-------- ARTICLE

Red Sox Offseason Preview

January 12, 2018

With free agency looming, the Red Sox have been linked to a number of big names.  They had a good season last year but there are still holes to fill.

Offseason Needs

  • First Base – Mitch Moreland played first base for the red sox last year, and he performed just fine. He had lots of doubles along with 22 home runs, but his batting average was a weak .246.  The sox decided not to make a qualifying offer to Moreland, but they could still elect to bring him back as a cheaper option if they strike out with the big name free agents.  They also have Hanley Ramirez under contract for one more year.  Hanley spent most of last year as the designated hitter but he proved to be an adequate defensive first baseman in 2016.  The Red Sox are reportedly open to signing a big hitter who does not play first base and sliding Hanley back into that role.
  • Power Hitting – David Ortiz retired in 2016 as the primary power hitter for the Red Sox and they were not able to fill his role last season. They hit very few home runs in a year where home runs were being hit at a record pace across the league.  Their number one priority seems to be finding a bat for the middle of the lineup, and Dave Dombrowski has proven that he is not afraid to make the big time moves, for better or worse.  Ideally, they can sign a power hitting first baseman and kill two birds with one stone.

----------------
-------- ITEMS

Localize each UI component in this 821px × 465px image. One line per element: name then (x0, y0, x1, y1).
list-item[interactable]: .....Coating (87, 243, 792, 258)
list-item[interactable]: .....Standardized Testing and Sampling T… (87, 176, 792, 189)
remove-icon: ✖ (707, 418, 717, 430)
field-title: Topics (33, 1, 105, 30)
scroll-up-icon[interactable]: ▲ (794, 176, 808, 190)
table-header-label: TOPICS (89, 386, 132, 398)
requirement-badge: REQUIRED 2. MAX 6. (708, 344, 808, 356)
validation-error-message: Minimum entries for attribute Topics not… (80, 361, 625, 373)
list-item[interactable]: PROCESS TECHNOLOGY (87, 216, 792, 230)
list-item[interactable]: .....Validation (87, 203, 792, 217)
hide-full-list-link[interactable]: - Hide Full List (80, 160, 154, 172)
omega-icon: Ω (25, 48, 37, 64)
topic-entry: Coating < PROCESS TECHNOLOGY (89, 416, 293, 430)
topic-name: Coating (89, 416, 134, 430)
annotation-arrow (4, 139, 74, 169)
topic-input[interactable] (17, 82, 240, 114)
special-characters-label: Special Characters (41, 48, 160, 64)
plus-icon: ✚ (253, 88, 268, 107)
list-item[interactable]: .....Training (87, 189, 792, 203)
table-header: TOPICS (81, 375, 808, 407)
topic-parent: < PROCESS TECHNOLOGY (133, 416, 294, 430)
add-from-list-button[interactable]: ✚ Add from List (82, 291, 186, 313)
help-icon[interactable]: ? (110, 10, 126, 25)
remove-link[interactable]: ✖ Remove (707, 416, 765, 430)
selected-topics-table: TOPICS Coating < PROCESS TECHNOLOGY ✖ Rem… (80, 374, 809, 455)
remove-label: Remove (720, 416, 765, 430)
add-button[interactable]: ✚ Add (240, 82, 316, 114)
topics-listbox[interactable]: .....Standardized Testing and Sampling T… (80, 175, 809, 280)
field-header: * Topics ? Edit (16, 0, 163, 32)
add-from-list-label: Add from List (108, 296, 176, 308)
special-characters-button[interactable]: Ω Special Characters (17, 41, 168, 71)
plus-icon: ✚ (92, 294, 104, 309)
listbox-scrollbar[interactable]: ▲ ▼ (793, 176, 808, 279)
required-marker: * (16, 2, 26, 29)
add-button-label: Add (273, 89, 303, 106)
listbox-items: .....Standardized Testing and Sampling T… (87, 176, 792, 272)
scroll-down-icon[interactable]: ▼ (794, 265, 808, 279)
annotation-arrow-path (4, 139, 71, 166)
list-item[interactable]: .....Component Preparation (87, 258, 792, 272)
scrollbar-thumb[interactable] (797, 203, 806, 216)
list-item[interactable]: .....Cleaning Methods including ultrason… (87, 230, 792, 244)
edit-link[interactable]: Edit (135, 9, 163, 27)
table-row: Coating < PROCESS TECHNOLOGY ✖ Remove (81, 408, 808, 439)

----------------

## TASKS TO COMPLETE
(a) Write out everything in the Red Sox preview from "Offseason Needs" down to "into that role.".
(b) List every person mentioned by name in the Red Sox preview.
The listing has no connection to the Red Sox preview.

## ANSWERS FOR THIS EXERCISE
(a)
Offseason Needs

  • First Base – Mitch Moreland played first base for the red sox last year, and he performed just fine. He had lots of doubles along with 22 home runs, but his batting average was a weak .246.  The sox decided not to make a qualifying offer to Moreland, but they could still elect to bring him back as a cheaper option if they strike out with the big name free agents.  They also have Hanley Ramirez under contract for one more year.  Hanley spent most of last year as the designated hitter but he proved to be an adequate defensive first baseman in 2016.  The Red Sox are reportedly open to signing a big hitter who does not play first base and sliding Hanley back into that role.

(b)
Mitch Moreland
Hanley Ramirez
David Ortiz
Dave Dombrowski